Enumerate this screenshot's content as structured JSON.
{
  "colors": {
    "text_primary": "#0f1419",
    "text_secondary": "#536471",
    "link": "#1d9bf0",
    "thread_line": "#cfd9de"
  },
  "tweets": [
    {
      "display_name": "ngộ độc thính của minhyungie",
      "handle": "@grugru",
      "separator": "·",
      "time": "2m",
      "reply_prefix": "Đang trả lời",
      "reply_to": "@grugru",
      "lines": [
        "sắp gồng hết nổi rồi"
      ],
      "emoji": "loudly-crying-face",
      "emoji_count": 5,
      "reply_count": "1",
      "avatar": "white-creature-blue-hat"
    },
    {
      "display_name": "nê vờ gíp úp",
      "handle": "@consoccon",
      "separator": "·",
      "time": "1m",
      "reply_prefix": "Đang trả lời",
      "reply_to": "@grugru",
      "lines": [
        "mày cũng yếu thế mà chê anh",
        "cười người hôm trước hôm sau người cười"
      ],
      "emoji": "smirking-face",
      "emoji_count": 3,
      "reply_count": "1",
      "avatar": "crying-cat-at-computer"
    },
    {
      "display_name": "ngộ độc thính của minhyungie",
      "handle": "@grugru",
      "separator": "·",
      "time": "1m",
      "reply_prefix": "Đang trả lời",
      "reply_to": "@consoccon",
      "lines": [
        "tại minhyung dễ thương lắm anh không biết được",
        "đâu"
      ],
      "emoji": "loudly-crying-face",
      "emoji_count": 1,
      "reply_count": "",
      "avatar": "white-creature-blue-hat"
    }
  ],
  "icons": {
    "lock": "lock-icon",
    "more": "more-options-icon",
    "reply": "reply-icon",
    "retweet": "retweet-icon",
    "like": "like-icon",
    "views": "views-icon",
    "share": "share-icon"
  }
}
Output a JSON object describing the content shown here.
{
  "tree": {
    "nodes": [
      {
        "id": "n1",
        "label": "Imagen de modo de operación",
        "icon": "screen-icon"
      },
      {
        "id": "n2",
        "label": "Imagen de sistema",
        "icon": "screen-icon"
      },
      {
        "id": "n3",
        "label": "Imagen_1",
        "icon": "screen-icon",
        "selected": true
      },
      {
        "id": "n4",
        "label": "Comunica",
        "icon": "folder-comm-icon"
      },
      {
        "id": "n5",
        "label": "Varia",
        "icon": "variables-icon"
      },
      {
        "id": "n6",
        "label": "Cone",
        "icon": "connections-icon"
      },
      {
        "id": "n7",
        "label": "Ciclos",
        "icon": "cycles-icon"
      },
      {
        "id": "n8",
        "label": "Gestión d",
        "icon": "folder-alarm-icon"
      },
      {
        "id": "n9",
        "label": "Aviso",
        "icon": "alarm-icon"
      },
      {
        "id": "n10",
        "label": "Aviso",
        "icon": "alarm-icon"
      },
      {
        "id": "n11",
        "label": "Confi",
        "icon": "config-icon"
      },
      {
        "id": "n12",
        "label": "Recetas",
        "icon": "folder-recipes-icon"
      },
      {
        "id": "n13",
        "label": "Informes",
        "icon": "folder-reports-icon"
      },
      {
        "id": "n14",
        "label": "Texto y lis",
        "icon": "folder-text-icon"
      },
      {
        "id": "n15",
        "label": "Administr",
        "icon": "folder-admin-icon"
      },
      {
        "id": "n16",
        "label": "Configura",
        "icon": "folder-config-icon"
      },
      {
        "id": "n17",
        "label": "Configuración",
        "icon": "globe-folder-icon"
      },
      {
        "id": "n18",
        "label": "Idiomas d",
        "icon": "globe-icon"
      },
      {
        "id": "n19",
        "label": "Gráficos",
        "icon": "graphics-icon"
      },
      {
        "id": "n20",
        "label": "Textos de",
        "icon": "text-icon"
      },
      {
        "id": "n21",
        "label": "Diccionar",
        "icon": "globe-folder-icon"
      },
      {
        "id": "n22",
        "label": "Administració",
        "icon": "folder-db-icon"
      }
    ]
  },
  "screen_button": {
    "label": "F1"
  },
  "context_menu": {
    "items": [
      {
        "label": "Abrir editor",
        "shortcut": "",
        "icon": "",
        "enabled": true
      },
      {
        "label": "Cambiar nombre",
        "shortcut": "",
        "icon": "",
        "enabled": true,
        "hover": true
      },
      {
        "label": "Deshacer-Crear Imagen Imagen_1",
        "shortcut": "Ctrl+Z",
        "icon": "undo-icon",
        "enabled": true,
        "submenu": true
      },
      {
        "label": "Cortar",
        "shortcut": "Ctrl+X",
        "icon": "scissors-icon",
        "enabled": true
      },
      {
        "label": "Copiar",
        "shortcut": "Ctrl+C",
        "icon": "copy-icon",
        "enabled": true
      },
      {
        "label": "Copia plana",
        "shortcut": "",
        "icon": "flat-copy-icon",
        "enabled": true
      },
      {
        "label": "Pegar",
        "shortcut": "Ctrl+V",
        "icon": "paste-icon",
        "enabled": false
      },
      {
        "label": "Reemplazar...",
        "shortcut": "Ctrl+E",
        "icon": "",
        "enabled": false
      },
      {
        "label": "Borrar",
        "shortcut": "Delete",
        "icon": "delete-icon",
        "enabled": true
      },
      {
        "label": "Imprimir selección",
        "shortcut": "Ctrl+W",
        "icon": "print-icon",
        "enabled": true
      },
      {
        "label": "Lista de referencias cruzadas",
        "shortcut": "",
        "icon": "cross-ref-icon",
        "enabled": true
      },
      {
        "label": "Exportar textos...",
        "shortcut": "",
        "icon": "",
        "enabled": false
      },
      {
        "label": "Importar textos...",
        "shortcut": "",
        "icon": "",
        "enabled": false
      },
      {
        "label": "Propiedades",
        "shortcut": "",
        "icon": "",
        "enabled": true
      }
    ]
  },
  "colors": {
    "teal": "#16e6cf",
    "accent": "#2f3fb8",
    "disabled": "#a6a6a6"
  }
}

= = = = = = =

Problem requirements | The records above should be repeated in full, exactly as given.

Written reply |
Enumerate this screenshot's content as structured JSON.
{
  "colors": {
    "text_primary": "#0f1419",
    "text_secondary": "#536471",
    "link": "#1d9bf0",
    "thread_line": "#cfd9de"
  },
  "tweets": [
    {
      "display_name": "ngộ độc thính của minhyungie",
      "handle": "@grugru",
      "separator": "·",
      "time": "2m",
      "reply_prefix": "Đang trả lời",
      "reply_to": "@grugru",
      "lines": [
        "sắp gồng hết nổi rồi"
      ],
      "emoji": "loudly-crying-face",
      "emoji_count": 5,
      "reply_count": "1",
      "avatar": "white-creature-blue-hat"
    },
    {
      "display_name": "nê vờ gíp úp",
      "handle": "@consoccon",
      "separator": "·",
      "time": "1m",
      "reply_prefix": "Đang trả lời",
      "reply_to": "@grugru",
      "lines": [
        "mày cũng yếu thế mà chê anh",
        "cười người hôm trước hôm sau người cười"
      ],
      "emoji": "smirking-face",
      "emoji_count": 3,
      "reply_count": "1",
      "avatar": "crying-cat-at-computer"
    },
    {
      "display_name": "ngộ độc thính của minhyungie",
      "handle": "@grugru",
      "separator": "·",
      "time": "1m",
      "reply_prefix": "Đang trả lời",
      "reply_to": "@consoccon",
      "lines": [
        "tại minhyung dễ thương lắm anh không biết được",
        "đâu"
      ],
      "emoji": "loudly-crying-face",
      "emoji_count": 1,
      "reply_count": "",
      "avatar": "white-creature-blue-hat"
    }
  ],
  "icons": {
    "lock": "lock-icon",
    "more": "more-options-icon",
    "reply": "reply-icon",
    "retweet": "retweet-icon",
    "like": "like-icon",
    "views": "views-icon",
    "share": "share-icon"
  }
}
Output a JSON object describing the content shown here.
{
  "tree": {
    "nodes": [
      {
        "id": "n1",
        "label": "Imagen de modo de operación",
        "icon": "screen-icon"
      },
      {
        "id": "n2",
        "label": "Imagen de sistema",
        "icon": "screen-icon"
      },
      {
        "id": "n3",
        "label": "Imagen_1",
        "icon": "screen-icon",
        "selected": true
      },
      {
        "id": "n4",
        "label": "Comunica",
        "icon": "folder-comm-icon"
      },
      {
        "id": "n5",
        "label": "Varia",
        "icon": "variables-icon"
      },
      {
        "id": "n6",
        "label": "Cone",
        "icon": "connections-icon"
      },
      {
        "id": "n7",
        "label": "Ciclos",
        "icon": "cycles-icon"
      },
      {
        "id": "n8",
        "label": "Gestión d",
        "icon": "folder-alarm-icon"
      },
      {
        "id": "n9",
        "label": "Aviso",
        "icon": "alarm-icon"
      },
      {
        "id": "n10",
        "label": "Aviso",
        "icon": "alarm-icon"
      },
      {
        "id": "n11",
        "label": "Confi",
        "icon": "config-icon"
      },
      {
        "id": "n12",
        "label": "Recetas",
        "icon": "folder-recipes-icon"
      },
      {
        "id": "n13",
        "label": "Informes",
        "icon": "folder-reports-icon"
      },
      {
        "id": "n14",
        "label": "Texto y lis",
        "icon": "folder-text-icon"
      },
      {
        "id": "n15",
        "label": "Administr",
        "icon": "folder-admin-icon"
      },
      {
        "id": "n16",
        "label": "Configura",
        "icon": "folder-config-icon"
      },
      {
        "id": "n17",
        "label": "Configuración",
        "icon": "globe-folder-icon"
      },
      {
        "id": "n18",
        "label": "Idiomas d",
        "icon": "globe-icon"
      },
      {
        "id": "n19",
        "label": "Gráficos",
        "icon": "graphics-icon"
      },
      {
        "id": "n20",
        "label": "Textos de",
        "icon": "text-icon"
      },
      {
        "id": "n21",
        "label": "Diccionar",
        "icon": "globe-folder-icon"
      },
      {
        "id": "n22",
        "label": "Administració",
        "icon": "folder-db-icon"
      }
    ]
  },
  "screen_button": {
    "label": "F1"
  },
  "context_menu": {
    "items": [
      {
        "label": "Abrir editor",
        "shortcut": "",
        "icon": "",
        "enabled": true
      },
      {
        "label": "Cambiar nombre",
        "shortcut": "",
        "icon": "",
        "enabled": true,
        "hover": true
      },
      {
        "label": "Deshacer-Crear Imagen Imagen_1",
        "shortcut": "Ctrl+Z",
        "icon": "undo-icon",
        "enabled": true,
        "submenu": true
      },
      {
        "label": "Cortar",
        "shortcut": "Ctrl+X",
        "icon": "scissors-icon",
        "enabled": true
      },
      {
        "label": "Copiar",
        "shortcut": "Ctrl+C",
        "icon": "copy-icon",
        "enabled": true
      },
      {
        "label": "Copia plana",
        "shortcut": "",
        "icon": "flat-copy-icon",
        "enabled": true
      },
      {
        "label": "Pegar",
        "shortcut": "Ctrl+V",
        "icon": "paste-icon",
        "enabled": false
      },
      {
        "label": "Reemplazar...",
        "shortcut": "Ctrl+E",
        "icon": "",
        "enabled": false
      },
      {
        "label": "Borrar",
        "shortcut": "Delete",
        "icon": "delete-icon",
        "enabled": true
      },
      {
        "label": "Imprimir selección",
        "shortcut": "Ctrl+W",
        "icon": "print-icon",
        "enabled": true
      },
      {
        "label": "Lista de referencias cruzadas",
        "shortcut": "",
        "icon": "cross-ref-icon",
        "enabled": true
      },
      {
        "label": "Exportar textos...",
        "shortcut": "",
        "icon": "",
        "enabled": false
      },
      {
        "label": "Importar textos...",
        "shortcut": "",
        "icon": "",
        "enabled": false
      },
      {
        "label": "Propiedades",
        "shortcut": "",
        "icon": "",
        "enabled": true
      }
    ]
  },
  "colors": {
    "teal": "#16e6cf",
    "accent": "#2f3fb8",
    "disabled": "#a6a6a6"
  }
}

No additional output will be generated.